Records shown:
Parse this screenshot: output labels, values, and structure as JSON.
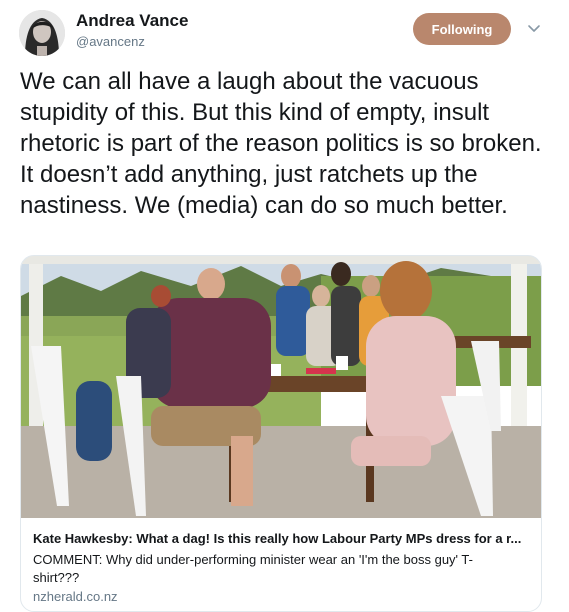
{
  "user": {
    "name": "Andrea Vance",
    "handle": "@avancenz",
    "follow_label": "Following"
  },
  "tweet": {
    "text": "We can all have a laugh about the vacuous stupidity of this. But this kind of empty, insult rhetoric is part of the reason politics is so broken. It doesn’t add anything, just ratchets up the nastiness. We (media) can do so much better."
  },
  "card": {
    "title": "Kate Hawkesby: What a dag! Is this really how Labour Party MPs dress for a r...",
    "description": "COMMENT: Why did under-performing minister wear an 'I'm the boss guy' T-shirt???",
    "domain": "nzherald.co.nz"
  },
  "icons": {
    "menu": "chevron-down-icon",
    "avatar": "avatar"
  },
  "colors": {
    "follow_button": "#b9876d",
    "secondary_text": "#657786"
  }
}
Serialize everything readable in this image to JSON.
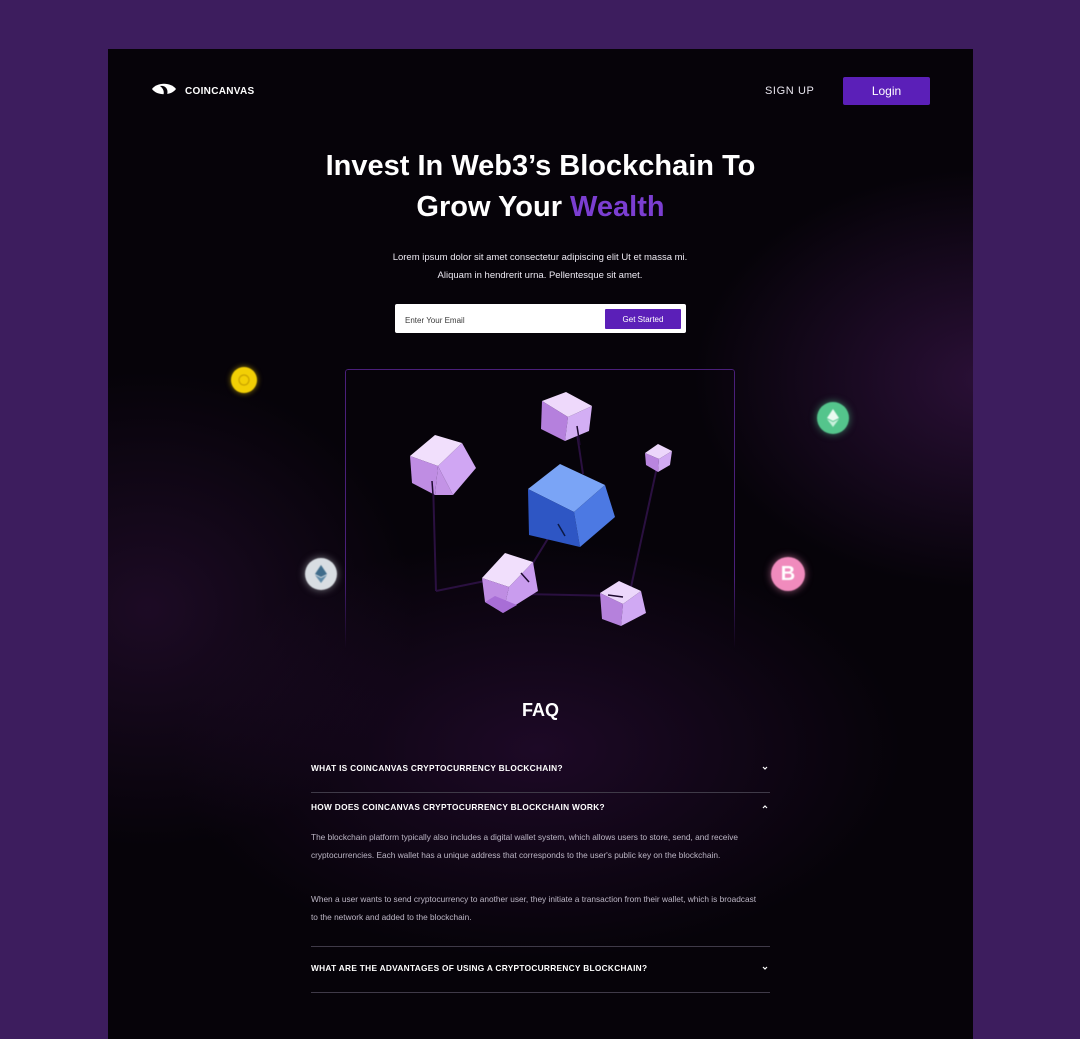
{
  "brand": {
    "name": "COINCANVAS"
  },
  "nav": {
    "signup": "SIGN UP",
    "login": "Login"
  },
  "hero": {
    "title_line1": "Invest In Web3’s Blockchain To",
    "title_line2_prefix": "Grow Your ",
    "title_accent": "Wealth",
    "desc_line1": "Lorem ipsum dolor sit amet consectetur adipiscing elit Ut et massa mi.",
    "desc_line2": "Aliquam in hendrerit urna. Pellentesque sit amet."
  },
  "signup_form": {
    "email_placeholder": "Enter Your Email",
    "button": "Get Started"
  },
  "coins": [
    {
      "name": "gold-coin",
      "color": "#f2cf05"
    },
    {
      "name": "ethereum-green-coin",
      "color": "#54c58c"
    },
    {
      "name": "ethereum-silver-coin",
      "color": "#d8dde2"
    },
    {
      "name": "bitcoin-pink-coin",
      "color": "#f08bbd",
      "symbol": "B"
    }
  ],
  "faq": {
    "title": "FAQ",
    "items": [
      {
        "question": "WHAT IS COINCANVAS CRYPTOCURRENCY BLOCKCHAIN?",
        "expanded": false
      },
      {
        "question": "HOW DOES COINCANVAS CRYPTOCURRENCY BLOCKCHAIN WORK?",
        "expanded": true,
        "answer_p1": "The blockchain platform typically also includes a digital wallet system, which allows users to store, send, and receive cryptocurrencies. Each wallet has a unique address that corresponds to the user's public key on the blockchain.",
        "answer_p2": "When a user wants to send cryptocurrency to another user, they initiate a transaction from their wallet, which is broadcast to the network and added to the blockchain."
      },
      {
        "question": "WHAT ARE THE ADVANTAGES OF USING A CRYPTOCURRENCY BLOCKCHAIN?",
        "expanded": false
      }
    ]
  },
  "colors": {
    "accent": "#5b1fb8",
    "accent_text": "#7b3ed1",
    "page_bg": "#3d1d5e",
    "frame_bg": "#060309"
  }
}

Task brief:
Copy every line that contains the string "Your".

Full response:
    "title_line2_prefix": "Grow Your ",
    "email_placeholder": "Enter Your Email",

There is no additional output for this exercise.